▶ [Directions for this task]
Determine which lines contain the word "accessibility", then copy those lines.

══════════

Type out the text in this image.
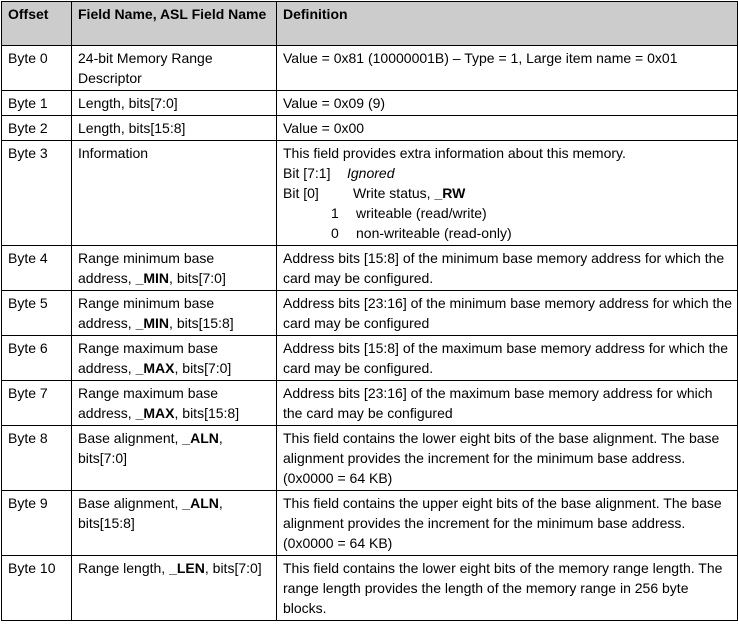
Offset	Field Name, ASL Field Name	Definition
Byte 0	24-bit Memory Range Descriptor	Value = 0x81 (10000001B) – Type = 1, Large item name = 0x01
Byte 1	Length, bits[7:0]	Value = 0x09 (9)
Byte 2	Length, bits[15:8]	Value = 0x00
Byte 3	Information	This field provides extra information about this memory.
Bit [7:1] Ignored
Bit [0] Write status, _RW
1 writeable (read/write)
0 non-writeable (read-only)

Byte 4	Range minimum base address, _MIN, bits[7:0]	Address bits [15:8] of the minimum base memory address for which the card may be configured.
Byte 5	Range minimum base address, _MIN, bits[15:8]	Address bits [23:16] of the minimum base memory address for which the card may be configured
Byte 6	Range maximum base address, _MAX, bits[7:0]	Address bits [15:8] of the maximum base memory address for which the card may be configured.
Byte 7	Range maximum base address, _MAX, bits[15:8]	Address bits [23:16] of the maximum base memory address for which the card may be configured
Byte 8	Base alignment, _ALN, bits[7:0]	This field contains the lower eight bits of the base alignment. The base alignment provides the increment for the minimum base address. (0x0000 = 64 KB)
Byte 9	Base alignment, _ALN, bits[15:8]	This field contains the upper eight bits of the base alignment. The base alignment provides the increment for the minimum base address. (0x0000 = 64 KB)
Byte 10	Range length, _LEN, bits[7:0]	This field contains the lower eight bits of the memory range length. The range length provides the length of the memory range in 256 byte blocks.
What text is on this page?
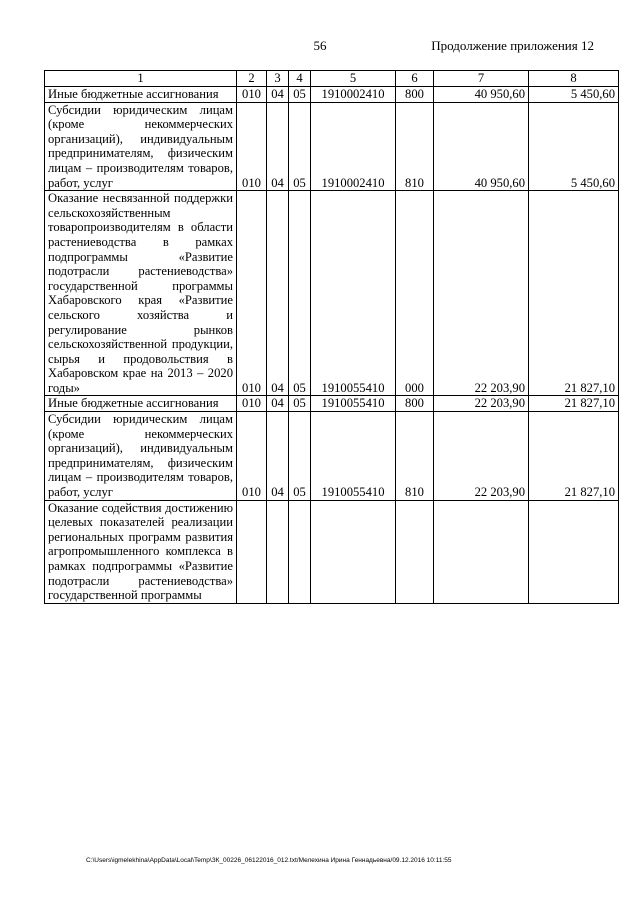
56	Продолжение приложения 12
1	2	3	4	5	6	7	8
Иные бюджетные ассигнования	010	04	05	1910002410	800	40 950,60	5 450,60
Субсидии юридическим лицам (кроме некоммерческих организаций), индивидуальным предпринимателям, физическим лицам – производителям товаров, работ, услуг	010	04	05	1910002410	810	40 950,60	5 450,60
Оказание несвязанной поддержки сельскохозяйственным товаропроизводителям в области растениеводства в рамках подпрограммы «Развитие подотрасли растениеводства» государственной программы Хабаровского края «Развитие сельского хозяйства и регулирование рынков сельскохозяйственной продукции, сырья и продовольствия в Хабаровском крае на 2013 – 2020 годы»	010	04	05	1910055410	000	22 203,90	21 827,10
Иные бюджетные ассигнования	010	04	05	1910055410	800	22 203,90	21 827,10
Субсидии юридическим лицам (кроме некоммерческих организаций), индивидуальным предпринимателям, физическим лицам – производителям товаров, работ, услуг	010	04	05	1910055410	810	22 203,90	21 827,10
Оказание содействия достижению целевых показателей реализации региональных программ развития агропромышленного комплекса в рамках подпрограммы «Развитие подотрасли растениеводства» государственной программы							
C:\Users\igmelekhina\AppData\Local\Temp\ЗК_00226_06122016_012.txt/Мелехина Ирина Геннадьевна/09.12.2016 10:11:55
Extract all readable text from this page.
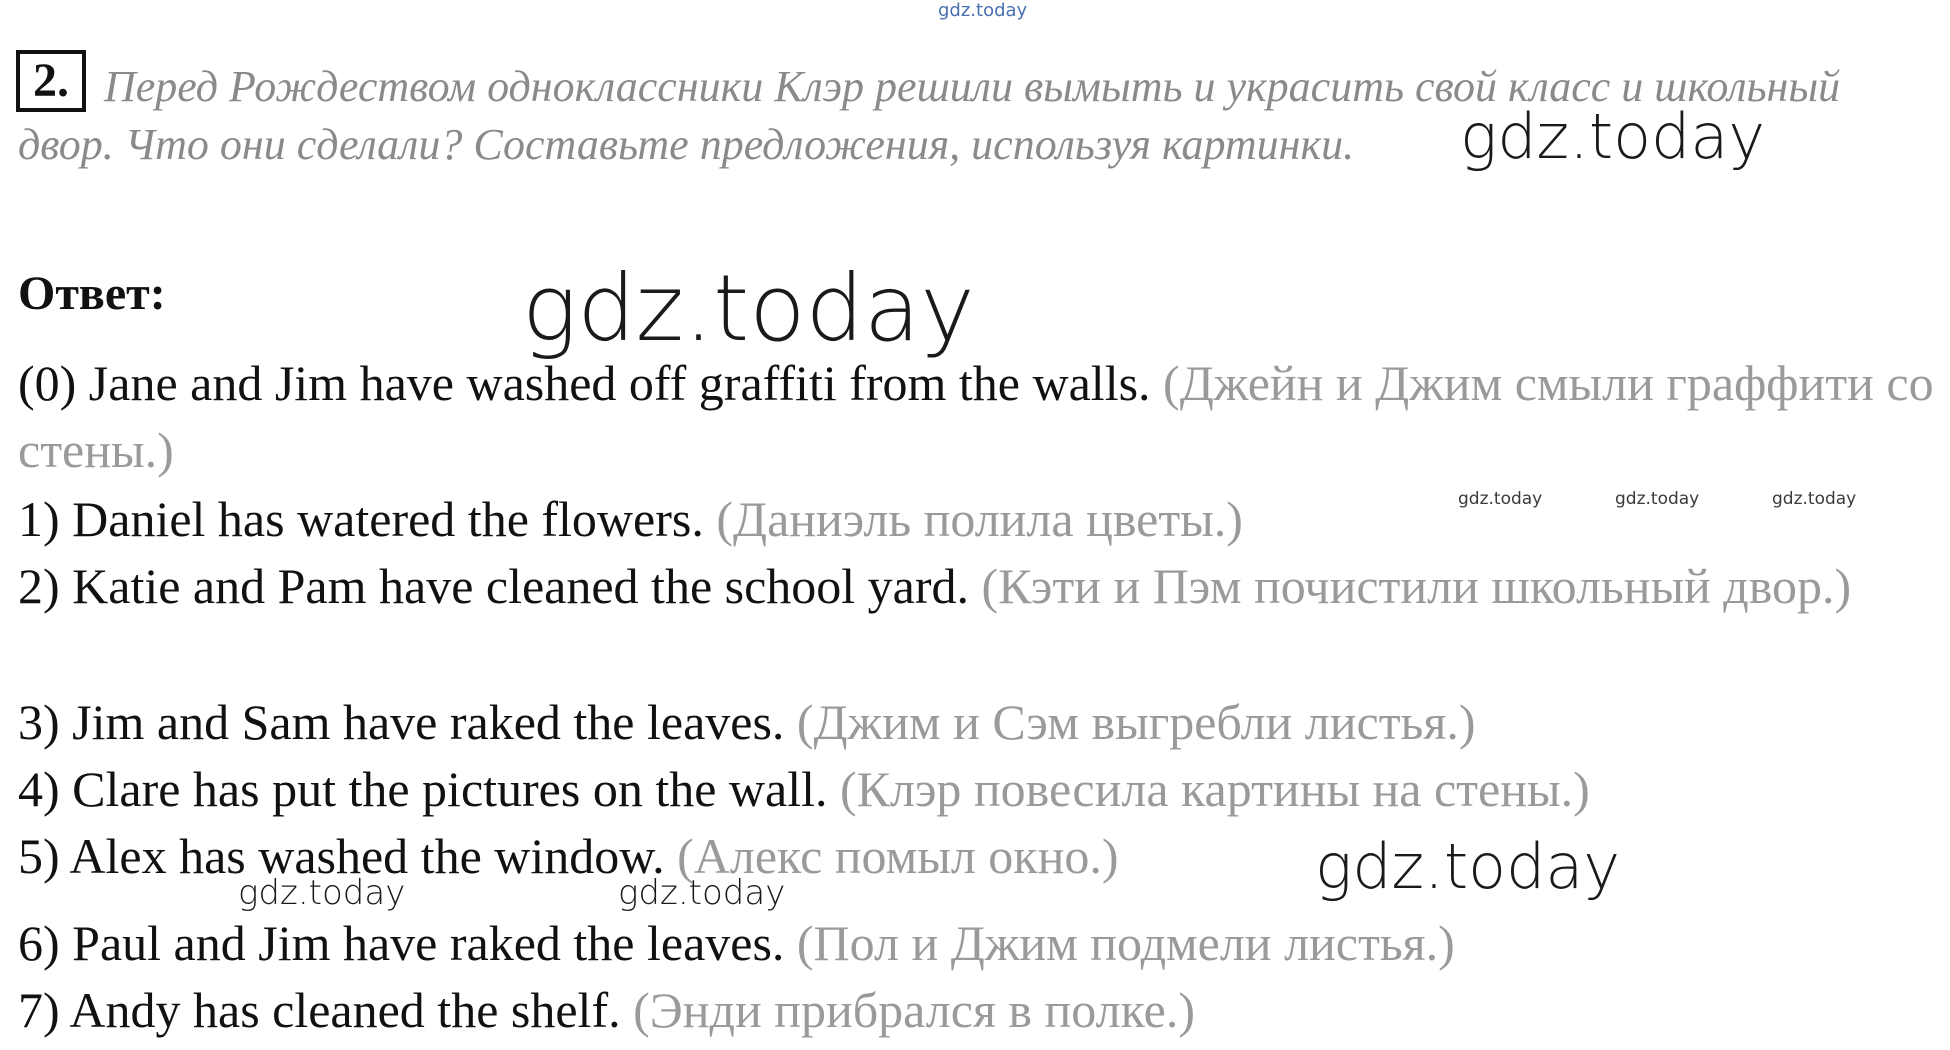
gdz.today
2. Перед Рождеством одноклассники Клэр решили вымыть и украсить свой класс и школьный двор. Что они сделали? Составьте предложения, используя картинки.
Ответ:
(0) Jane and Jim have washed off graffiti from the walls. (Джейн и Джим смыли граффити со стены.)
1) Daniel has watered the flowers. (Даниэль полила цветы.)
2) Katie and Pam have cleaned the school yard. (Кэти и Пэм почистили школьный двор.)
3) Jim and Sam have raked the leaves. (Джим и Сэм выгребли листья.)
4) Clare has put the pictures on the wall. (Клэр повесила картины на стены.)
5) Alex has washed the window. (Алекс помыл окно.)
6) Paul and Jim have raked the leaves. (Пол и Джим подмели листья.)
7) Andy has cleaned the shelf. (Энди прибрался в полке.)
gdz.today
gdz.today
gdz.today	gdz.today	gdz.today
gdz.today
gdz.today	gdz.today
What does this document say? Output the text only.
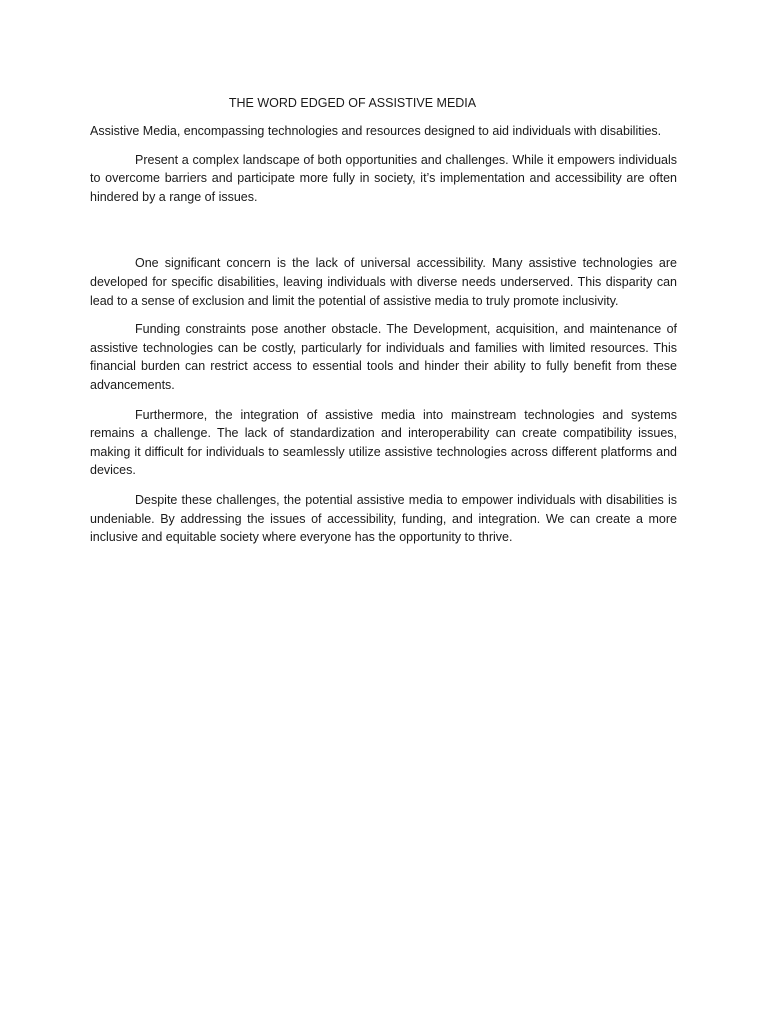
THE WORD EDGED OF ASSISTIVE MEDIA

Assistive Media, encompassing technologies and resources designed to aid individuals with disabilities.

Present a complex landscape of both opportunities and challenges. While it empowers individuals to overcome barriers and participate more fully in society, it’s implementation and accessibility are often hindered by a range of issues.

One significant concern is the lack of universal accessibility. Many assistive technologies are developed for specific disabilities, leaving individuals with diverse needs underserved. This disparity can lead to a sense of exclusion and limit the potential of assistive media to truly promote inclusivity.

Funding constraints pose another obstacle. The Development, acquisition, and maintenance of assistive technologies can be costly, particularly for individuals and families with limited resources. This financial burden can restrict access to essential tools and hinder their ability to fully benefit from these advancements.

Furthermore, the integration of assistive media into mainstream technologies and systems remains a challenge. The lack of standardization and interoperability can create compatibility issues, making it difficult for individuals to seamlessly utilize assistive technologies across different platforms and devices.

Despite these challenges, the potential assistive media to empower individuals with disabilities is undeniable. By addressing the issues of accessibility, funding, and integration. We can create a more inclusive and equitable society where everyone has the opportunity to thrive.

══════════

▶ [Exercise answer]
Present a complex landscape of both opportunities and challenges. While it empowers individuals to overcome barriers and participate more fully in society, it’s implementation and accessibility are often hindered by a range of issues.
One significant concern is the lack of universal accessibility. Many assistive technologies are developed for specific disabilities, leaving individuals with diverse needs underserved. This disparity can lead to a sense of exclusion and limit the potential of assistive media to truly promote inclusivity.
Despite these challenges, the potential assistive media to empower individuals with disabilities is undeniable. By addressing the issues of accessibility, funding, and integration. We can create a more inclusive and equitable society where everyone has the opportunity to thrive.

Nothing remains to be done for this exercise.